[Records excerpted from a collection]

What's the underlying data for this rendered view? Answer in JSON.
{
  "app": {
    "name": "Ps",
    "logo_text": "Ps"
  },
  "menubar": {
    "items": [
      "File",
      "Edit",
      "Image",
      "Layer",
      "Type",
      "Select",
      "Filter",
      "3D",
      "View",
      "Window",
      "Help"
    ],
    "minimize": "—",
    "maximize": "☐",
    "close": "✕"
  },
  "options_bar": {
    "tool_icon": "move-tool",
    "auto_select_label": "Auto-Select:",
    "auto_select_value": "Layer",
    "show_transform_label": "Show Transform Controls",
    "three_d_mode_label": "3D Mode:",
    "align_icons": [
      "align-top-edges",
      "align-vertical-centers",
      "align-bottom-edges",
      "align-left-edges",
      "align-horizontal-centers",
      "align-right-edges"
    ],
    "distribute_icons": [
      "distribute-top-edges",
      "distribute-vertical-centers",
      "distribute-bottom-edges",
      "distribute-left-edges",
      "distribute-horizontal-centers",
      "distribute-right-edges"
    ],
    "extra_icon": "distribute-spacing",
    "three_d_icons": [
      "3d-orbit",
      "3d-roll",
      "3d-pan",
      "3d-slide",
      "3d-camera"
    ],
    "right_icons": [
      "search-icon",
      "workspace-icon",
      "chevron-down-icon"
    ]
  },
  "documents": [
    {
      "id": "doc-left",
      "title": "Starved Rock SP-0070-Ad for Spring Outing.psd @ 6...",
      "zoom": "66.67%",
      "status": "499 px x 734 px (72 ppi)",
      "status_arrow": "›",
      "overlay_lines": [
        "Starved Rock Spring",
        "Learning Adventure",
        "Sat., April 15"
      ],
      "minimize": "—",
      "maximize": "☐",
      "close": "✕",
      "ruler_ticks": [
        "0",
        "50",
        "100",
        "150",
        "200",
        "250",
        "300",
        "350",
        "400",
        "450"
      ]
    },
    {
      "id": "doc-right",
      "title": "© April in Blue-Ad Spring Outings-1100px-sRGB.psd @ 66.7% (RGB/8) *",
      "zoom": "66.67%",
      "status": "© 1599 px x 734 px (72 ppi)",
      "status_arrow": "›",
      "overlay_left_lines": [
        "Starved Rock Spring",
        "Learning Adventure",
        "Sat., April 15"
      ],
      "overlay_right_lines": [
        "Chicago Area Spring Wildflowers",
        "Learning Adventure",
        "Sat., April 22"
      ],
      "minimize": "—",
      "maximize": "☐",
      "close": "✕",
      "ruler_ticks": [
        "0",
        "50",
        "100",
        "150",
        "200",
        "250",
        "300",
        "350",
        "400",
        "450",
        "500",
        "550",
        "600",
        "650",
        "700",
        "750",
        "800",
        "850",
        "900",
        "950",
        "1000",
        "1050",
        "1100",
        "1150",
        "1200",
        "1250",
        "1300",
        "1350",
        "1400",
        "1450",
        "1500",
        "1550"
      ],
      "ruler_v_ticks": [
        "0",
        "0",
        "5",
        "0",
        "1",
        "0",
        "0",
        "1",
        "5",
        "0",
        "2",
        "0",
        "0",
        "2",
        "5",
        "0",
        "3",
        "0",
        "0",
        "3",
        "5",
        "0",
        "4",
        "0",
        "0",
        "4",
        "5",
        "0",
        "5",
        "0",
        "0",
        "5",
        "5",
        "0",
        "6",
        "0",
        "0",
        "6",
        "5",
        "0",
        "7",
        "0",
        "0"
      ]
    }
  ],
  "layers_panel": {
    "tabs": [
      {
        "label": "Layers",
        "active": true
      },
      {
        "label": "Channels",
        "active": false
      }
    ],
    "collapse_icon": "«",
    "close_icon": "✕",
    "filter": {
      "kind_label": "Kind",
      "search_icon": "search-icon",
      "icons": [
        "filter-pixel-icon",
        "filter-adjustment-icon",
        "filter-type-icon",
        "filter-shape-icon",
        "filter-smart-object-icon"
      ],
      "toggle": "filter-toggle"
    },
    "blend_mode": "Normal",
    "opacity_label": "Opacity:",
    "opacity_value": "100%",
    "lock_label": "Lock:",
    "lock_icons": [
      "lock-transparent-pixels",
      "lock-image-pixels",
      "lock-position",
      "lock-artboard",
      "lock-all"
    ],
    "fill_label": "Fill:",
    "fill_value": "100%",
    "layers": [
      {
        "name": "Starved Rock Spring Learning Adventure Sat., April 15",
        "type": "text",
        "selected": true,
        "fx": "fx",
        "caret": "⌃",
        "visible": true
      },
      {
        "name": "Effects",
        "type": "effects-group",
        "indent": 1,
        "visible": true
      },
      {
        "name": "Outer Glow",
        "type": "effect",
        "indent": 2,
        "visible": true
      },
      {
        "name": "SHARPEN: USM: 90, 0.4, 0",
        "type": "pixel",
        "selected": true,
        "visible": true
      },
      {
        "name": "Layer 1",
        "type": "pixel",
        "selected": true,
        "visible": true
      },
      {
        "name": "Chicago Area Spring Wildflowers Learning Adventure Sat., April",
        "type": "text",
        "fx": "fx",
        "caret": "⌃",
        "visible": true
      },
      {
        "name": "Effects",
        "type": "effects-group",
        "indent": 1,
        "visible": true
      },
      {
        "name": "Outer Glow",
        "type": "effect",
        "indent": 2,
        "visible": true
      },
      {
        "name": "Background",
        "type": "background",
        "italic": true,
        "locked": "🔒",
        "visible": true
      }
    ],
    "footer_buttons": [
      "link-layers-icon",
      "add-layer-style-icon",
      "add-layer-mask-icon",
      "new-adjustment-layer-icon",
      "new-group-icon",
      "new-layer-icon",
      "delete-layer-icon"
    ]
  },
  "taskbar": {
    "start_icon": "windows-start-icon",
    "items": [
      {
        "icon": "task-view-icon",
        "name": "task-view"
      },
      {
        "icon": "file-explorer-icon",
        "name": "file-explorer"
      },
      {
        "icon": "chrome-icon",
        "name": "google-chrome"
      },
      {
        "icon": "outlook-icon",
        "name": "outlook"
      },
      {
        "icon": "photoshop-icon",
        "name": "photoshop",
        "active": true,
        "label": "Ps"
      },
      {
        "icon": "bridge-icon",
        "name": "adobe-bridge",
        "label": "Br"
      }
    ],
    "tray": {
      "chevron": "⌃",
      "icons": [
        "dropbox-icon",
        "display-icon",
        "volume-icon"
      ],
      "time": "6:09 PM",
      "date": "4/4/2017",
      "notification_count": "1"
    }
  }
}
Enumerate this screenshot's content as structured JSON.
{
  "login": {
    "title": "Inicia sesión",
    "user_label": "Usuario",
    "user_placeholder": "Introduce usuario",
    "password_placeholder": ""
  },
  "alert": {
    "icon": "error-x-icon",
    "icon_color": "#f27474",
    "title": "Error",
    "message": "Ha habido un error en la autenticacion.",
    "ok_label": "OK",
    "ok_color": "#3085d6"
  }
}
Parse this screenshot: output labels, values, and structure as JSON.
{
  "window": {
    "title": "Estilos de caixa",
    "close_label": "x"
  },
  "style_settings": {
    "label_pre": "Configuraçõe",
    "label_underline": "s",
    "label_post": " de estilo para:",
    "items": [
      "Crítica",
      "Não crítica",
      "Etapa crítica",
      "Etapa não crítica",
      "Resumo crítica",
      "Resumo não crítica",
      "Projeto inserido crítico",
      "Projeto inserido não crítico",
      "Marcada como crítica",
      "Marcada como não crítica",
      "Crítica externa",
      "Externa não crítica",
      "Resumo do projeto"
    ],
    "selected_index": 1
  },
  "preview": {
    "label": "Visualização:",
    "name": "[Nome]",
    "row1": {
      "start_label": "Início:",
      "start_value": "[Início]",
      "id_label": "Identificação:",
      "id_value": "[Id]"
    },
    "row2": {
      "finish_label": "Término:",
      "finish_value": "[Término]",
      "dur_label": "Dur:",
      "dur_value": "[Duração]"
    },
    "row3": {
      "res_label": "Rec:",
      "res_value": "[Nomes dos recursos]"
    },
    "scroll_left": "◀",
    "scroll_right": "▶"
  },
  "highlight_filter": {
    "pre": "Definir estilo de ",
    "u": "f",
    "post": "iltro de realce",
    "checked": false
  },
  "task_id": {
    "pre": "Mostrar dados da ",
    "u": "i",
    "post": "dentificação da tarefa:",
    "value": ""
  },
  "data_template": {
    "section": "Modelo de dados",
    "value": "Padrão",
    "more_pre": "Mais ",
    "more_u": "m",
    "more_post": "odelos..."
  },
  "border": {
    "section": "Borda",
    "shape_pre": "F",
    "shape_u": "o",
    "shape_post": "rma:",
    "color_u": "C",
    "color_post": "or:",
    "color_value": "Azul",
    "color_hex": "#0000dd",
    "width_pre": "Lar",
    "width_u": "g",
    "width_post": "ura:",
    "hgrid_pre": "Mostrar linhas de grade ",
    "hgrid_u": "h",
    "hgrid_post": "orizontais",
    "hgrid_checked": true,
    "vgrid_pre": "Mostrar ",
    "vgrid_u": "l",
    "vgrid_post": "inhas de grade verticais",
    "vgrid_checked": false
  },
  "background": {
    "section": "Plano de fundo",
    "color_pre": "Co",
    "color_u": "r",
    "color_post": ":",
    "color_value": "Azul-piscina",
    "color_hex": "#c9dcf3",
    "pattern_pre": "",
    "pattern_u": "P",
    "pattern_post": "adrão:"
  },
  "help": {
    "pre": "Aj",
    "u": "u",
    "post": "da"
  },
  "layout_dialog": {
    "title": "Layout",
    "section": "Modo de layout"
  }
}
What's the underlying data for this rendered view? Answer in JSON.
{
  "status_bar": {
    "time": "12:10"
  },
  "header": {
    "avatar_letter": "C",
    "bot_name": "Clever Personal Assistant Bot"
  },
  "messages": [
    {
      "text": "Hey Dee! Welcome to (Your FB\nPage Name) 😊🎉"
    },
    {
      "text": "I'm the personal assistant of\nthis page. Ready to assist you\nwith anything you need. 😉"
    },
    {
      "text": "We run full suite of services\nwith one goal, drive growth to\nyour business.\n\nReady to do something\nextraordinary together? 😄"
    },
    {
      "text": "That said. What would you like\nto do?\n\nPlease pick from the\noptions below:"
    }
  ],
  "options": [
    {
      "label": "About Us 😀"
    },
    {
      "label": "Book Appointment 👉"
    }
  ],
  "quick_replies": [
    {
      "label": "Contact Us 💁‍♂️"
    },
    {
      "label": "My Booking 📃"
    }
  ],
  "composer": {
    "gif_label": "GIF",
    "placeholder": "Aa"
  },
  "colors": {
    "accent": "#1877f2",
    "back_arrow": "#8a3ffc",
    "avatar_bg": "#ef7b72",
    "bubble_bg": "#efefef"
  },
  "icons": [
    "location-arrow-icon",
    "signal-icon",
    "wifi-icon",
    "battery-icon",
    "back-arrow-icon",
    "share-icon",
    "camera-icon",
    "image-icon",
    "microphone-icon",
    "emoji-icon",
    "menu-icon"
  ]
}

Do this: Where a line above holds the string "Wildflowers", show that line.

Result:
        "Chicago Area Spring Wildflowers",
        "name": "Chicago Area Spring Wildflowers Learning Adventure Sat., April",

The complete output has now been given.